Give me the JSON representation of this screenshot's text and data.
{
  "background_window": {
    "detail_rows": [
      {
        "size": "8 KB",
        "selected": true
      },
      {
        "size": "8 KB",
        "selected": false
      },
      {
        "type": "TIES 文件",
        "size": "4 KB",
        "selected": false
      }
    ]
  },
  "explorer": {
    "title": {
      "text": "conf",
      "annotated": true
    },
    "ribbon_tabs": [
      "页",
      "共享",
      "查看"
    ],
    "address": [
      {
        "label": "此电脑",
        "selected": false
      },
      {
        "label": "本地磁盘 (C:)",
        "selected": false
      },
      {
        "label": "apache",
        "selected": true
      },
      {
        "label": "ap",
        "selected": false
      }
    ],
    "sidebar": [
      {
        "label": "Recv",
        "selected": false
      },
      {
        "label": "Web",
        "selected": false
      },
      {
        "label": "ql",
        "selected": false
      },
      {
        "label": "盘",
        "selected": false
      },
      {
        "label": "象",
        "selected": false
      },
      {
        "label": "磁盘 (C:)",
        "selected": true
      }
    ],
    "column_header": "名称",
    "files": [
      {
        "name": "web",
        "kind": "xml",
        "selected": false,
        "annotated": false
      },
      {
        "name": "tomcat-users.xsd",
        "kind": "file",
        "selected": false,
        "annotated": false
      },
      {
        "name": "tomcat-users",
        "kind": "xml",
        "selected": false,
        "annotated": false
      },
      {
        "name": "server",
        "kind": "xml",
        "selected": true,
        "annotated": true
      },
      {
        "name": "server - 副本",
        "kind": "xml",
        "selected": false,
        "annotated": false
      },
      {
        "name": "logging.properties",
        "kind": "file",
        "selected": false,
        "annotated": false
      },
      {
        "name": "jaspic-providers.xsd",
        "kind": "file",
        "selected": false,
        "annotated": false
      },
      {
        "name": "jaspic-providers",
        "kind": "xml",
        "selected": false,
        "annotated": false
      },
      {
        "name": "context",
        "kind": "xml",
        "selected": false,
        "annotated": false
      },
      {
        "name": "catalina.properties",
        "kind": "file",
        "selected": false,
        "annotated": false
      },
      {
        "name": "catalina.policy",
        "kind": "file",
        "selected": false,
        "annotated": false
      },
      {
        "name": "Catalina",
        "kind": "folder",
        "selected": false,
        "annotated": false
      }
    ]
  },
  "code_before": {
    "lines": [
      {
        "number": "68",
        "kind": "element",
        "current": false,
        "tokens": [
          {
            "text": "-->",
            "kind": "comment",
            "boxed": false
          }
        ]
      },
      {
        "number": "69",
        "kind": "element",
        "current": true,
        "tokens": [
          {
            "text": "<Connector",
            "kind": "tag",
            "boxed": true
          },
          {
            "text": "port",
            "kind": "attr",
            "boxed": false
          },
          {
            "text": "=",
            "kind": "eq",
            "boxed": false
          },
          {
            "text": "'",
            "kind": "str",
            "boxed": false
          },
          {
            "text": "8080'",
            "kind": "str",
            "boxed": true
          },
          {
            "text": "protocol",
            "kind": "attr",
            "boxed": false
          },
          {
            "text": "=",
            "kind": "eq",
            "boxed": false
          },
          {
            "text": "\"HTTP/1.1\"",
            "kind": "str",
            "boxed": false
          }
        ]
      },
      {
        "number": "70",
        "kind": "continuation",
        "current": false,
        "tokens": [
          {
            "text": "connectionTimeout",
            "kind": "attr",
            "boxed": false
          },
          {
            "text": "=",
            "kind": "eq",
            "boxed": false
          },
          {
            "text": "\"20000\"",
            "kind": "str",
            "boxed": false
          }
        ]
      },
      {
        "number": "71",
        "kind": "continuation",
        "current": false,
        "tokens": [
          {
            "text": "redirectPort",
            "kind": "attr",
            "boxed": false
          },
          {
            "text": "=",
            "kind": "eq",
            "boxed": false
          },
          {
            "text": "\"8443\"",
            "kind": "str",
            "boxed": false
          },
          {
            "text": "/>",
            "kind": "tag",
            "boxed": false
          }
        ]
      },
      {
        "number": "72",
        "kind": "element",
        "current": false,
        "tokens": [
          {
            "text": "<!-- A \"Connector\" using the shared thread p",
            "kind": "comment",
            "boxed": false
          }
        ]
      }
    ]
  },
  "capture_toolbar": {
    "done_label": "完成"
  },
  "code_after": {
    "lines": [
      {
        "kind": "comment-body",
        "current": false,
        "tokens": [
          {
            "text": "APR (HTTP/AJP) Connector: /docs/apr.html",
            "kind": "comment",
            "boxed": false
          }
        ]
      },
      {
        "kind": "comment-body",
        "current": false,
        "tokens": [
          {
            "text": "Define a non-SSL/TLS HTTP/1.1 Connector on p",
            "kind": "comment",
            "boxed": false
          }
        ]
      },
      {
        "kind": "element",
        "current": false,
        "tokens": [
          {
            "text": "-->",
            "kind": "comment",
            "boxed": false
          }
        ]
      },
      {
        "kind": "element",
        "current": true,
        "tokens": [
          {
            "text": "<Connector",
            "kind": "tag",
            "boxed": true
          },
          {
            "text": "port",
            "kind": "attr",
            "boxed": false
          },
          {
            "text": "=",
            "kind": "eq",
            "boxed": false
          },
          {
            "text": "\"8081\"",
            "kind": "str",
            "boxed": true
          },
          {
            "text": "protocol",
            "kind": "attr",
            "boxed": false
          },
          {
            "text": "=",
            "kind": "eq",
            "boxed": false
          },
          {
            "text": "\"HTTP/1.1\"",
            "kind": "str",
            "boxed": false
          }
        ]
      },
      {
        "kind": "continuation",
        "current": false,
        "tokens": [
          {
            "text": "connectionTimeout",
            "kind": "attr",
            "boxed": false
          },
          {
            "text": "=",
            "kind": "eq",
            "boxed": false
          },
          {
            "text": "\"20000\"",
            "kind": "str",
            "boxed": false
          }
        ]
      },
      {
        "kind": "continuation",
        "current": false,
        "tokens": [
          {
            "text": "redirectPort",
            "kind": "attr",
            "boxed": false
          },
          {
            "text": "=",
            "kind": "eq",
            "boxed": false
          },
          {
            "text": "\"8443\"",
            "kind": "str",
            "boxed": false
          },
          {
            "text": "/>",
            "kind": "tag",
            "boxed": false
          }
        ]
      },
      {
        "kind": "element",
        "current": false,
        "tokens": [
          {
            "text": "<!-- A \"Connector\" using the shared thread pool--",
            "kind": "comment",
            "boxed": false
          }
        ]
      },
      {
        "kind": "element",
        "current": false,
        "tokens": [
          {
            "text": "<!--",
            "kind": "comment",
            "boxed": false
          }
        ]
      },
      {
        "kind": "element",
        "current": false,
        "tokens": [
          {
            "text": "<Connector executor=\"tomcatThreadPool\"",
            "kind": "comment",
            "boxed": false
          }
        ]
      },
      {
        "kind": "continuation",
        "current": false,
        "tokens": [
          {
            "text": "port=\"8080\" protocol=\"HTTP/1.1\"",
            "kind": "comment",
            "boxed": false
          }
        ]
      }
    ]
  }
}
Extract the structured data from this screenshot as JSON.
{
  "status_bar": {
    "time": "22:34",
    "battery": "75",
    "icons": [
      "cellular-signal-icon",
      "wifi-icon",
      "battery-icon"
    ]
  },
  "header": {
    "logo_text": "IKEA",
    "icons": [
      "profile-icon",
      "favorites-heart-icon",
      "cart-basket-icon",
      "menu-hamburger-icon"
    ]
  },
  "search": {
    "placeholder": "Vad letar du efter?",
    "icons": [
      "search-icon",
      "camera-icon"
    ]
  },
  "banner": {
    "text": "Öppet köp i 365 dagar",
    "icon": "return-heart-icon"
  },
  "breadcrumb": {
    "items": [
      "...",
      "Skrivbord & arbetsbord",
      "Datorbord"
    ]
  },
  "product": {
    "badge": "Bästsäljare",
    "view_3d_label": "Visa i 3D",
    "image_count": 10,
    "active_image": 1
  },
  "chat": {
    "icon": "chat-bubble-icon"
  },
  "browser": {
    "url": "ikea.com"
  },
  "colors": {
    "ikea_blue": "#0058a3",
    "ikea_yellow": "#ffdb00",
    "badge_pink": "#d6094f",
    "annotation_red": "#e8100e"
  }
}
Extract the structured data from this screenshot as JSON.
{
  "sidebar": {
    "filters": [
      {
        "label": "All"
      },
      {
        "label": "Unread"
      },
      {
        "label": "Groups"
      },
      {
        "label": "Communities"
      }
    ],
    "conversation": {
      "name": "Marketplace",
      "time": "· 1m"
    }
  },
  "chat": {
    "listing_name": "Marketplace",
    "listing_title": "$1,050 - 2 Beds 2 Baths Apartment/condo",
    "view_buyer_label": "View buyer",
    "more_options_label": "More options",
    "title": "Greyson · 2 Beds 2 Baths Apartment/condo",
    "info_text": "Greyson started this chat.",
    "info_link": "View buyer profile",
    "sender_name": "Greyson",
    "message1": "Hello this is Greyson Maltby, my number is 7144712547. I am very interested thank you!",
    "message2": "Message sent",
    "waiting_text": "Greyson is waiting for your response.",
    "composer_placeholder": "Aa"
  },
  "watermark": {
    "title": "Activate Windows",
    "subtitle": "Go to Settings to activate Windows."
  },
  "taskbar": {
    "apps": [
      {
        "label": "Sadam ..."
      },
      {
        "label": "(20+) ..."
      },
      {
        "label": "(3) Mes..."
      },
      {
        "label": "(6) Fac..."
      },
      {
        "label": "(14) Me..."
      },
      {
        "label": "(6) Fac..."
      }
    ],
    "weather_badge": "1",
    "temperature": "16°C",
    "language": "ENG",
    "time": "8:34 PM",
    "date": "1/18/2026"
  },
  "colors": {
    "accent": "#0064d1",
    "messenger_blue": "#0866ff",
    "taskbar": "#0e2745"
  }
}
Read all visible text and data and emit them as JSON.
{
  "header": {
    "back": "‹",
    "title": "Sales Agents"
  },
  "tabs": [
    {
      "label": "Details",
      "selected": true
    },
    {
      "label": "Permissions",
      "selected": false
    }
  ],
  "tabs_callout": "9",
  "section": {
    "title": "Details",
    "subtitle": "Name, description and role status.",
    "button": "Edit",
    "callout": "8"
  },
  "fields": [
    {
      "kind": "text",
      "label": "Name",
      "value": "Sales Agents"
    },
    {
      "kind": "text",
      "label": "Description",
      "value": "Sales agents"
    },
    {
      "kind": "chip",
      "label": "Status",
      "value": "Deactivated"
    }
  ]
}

• WORK TO DO:
Look for the word "profile" in every line of the listing and copy the lines that have it.

• OUTPUT OF THE TASK:
      "profile-icon",
    "info_link": "View buyer profile",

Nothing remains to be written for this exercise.